§ Exercise prompt
Reproduce the material below word for word, keeping every line unchanged.

§ Stored data
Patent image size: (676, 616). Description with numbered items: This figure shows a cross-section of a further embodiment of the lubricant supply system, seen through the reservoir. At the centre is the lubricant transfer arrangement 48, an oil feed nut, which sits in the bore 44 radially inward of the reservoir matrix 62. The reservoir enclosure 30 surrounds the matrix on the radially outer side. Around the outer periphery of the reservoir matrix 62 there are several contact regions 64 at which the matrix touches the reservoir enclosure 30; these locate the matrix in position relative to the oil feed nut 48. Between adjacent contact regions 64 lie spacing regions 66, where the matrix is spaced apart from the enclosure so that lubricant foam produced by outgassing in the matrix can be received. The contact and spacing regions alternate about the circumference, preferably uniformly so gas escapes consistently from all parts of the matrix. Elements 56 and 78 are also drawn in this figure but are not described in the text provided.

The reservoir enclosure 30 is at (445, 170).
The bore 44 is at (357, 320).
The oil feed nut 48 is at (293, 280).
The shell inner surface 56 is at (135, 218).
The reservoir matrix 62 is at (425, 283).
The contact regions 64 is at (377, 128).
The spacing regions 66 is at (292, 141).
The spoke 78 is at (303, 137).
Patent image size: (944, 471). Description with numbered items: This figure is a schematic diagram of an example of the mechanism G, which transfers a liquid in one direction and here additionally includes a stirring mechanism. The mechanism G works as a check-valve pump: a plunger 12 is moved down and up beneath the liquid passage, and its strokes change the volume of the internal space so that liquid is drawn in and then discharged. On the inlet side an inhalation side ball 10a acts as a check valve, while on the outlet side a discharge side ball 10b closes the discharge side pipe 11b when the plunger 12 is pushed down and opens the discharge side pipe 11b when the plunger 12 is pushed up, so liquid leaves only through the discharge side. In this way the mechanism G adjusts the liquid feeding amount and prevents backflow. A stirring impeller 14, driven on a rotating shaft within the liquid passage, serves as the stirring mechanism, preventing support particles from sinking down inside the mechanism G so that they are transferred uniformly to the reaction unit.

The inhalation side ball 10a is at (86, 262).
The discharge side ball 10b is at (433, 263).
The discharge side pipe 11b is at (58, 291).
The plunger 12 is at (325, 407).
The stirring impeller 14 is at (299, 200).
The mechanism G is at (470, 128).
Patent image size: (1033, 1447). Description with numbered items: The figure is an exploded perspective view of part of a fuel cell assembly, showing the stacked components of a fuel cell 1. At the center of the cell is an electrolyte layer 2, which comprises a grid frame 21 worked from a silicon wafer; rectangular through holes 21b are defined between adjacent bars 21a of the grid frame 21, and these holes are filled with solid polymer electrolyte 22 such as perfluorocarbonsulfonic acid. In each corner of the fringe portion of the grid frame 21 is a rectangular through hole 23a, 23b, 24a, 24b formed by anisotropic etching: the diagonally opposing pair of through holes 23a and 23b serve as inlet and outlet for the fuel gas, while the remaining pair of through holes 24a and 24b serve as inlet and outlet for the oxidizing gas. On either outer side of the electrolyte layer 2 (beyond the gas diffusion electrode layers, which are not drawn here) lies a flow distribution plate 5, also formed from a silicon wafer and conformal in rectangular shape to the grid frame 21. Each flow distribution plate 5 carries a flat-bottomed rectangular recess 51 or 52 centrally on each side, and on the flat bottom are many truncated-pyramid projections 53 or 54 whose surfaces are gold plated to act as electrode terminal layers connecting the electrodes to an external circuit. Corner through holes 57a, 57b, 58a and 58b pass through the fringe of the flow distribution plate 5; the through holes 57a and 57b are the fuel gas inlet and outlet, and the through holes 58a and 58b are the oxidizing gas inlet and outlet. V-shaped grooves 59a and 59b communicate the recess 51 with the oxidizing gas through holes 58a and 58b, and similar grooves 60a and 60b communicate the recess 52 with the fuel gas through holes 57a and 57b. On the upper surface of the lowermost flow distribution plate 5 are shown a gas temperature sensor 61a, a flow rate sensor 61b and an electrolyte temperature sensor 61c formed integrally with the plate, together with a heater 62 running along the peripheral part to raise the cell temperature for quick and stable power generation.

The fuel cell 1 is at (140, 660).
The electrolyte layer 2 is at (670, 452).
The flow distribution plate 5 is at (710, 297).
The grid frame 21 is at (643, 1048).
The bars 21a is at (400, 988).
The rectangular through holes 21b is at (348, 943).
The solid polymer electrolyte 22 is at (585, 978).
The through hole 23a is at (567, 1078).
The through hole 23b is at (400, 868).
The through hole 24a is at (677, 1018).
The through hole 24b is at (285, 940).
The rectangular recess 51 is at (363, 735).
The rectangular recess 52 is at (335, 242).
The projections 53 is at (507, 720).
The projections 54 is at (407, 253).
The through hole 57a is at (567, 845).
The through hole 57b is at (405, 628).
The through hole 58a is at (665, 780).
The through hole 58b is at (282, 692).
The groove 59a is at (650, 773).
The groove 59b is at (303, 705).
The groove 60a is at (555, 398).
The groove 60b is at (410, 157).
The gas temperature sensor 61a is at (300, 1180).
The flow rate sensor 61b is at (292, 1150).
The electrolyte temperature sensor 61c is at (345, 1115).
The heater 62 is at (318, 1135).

§ Written response
Patent image size: (676, 616). Description with numbered items: This figure shows a cross-section of a further embodiment of the lubricant supply system, seen through the reservoir. At the centre is the lubricant transfer arrangement 48, an oil feed nut, which sits in the bore 44 radially inward of the reservoir matrix 62. The reservoir enclosure 30 surrounds the matrix on the radially outer side. Around the outer periphery of the reservoir matrix 62 there are several contact regions 64 at which the matrix touches the reservoir enclosure 30; these locate the matrix in position relative to the oil feed nut 48. Between adjacent contact regions 64 lie spacing regions 66, where the matrix is spaced apart from the enclosure so that lubricant foam produced by outgassing in the matrix can be received. The contact and spacing regions alternate about the circumference, preferably uniformly so gas escapes consistently from all parts of the matrix. Elements 56 and 78 are also drawn in this figure but are not described in the text provided.

The reservoir enclosure 30 is at (445, 170).
The bore 44 is at (357, 320).
The oil feed nut 48 is at (293, 280).
The shell inner surface 56 is at (135, 218).
The reservoir matrix 62 is at (425, 283).
The contact regions 64 is at (377, 128).
The spacing regions 66 is at (292, 141).
The spoke 78 is at (303, 137).
Patent image size: (944, 471). Description with numbered items: This figure is a schematic diagram of an example of the mechanism G, which transfers a liquid in one direction and here additionally includes a stirring mechanism. The mechanism G works as a check-valve pump: a plunger 12 is moved down and up beneath the liquid passage, and its strokes change the volume of the internal space so that liquid is drawn in and then discharged. On the inlet side an inhalation side ball 10a acts as a check valve, while on the outlet side a discharge side ball 10b closes the discharge side pipe 11b when the plunger 12 is pushed down and opens the discharge side pipe 11b when the plunger 12 is pushed up, so liquid leaves only through the discharge side. In this way the mechanism G adjusts the liquid feeding amount and prevents backflow. A stirring impeller 14, driven on a rotating shaft within the liquid passage, serves as the stirring mechanism, preventing support particles from sinking down inside the mechanism G so that they are transferred uniformly to the reaction unit.

The inhalation side ball 10a is at (86, 262).
The discharge side ball 10b is at (433, 263).
The discharge side pipe 11b is at (58, 291).
The plunger 12 is at (325, 407).
The stirring impeller 14 is at (299, 200).
The mechanism G is at (470, 128).
Patent image size: (1033, 1447). Description with numbered items: The figure is an exploded perspective view of part of a fuel cell assembly, showing the stacked components of a fuel cell 1. At the center of the cell is an electrolyte layer 2, which comprises a grid frame 21 worked from a silicon wafer; rectangular through holes 21b are defined between adjacent bars 21a of the grid frame 21, and these holes are filled with solid polymer electrolyte 22 such as perfluorocarbonsulfonic acid. In each corner of the fringe portion of the grid frame 21 is a rectangular through hole 23a, 23b, 24a, 24b formed by anisotropic etching: the diagonally opposing pair of through holes 23a and 23b serve as inlet and outlet for the fuel gas, while the remaining pair of through holes 24a and 24b serve as inlet and outlet for the oxidizing gas. On either outer side of the electrolyte layer 2 (beyond the gas diffusion electrode layers, which are not drawn here) lies a flow distribution plate 5, also formed from a silicon wafer and conformal in rectangular shape to the grid frame 21. Each flow distribution plate 5 carries a flat-bottomed rectangular recess 51 or 52 centrally on each side, and on the flat bottom are many truncated-pyramid projections 53 or 54 whose surfaces are gold plated to act as electrode terminal layers connecting the electrodes to an external circuit. Corner through holes 57a, 57b, 58a and 58b pass through the fringe of the flow distribution plate 5; the through holes 57a and 57b are the fuel gas inlet and outlet, and the through holes 58a and 58b are the oxidizing gas inlet and outlet. V-shaped grooves 59a and 59b communicate the recess 51 with the oxidizing gas through holes 58a and 58b, and similar grooves 60a and 60b communicate the recess 52 with the fuel gas through holes 57a and 57b. On the upper surface of the lowermost flow distribution plate 5 are shown a gas temperature sensor 61a, a flow rate sensor 61b and an electrolyte temperature sensor 61c formed integrally with the plate, together with a heater 62 running along the peripheral part to raise the cell temperature for quick and stable power generation.

The fuel cell 1 is at (140, 660).
The electrolyte layer 2 is at (670, 452).
The flow distribution plate 5 is at (710, 297).
The grid frame 21 is at (643, 1048).
The bars 21a is at (400, 988).
The rectangular through holes 21b is at (348, 943).
The solid polymer electrolyte 22 is at (585, 978).
The through hole 23a is at (567, 1078).
The through hole 23b is at (400, 868).
The through hole 24a is at (677, 1018).
The through hole 24b is at (285, 940).
The rectangular recess 51 is at (363, 735).
The rectangular recess 52 is at (335, 242).
The projections 53 is at (507, 720).
The projections 54 is at (407, 253).
The through hole 57a is at (567, 845).
The through hole 57b is at (405, 628).
The through hole 58a is at (665, 780).
The through hole 58b is at (282, 692).
The groove 59a is at (650, 773).
The groove 59b is at (303, 705).
The groove 60a is at (555, 398).
The groove 60b is at (410, 157).
The gas temperature sensor 61a is at (300, 1180).
The flow rate sensor 61b is at (292, 1150).
The electrolyte temperature sensor 61c is at (345, 1115).
The heater 62 is at (318, 1135).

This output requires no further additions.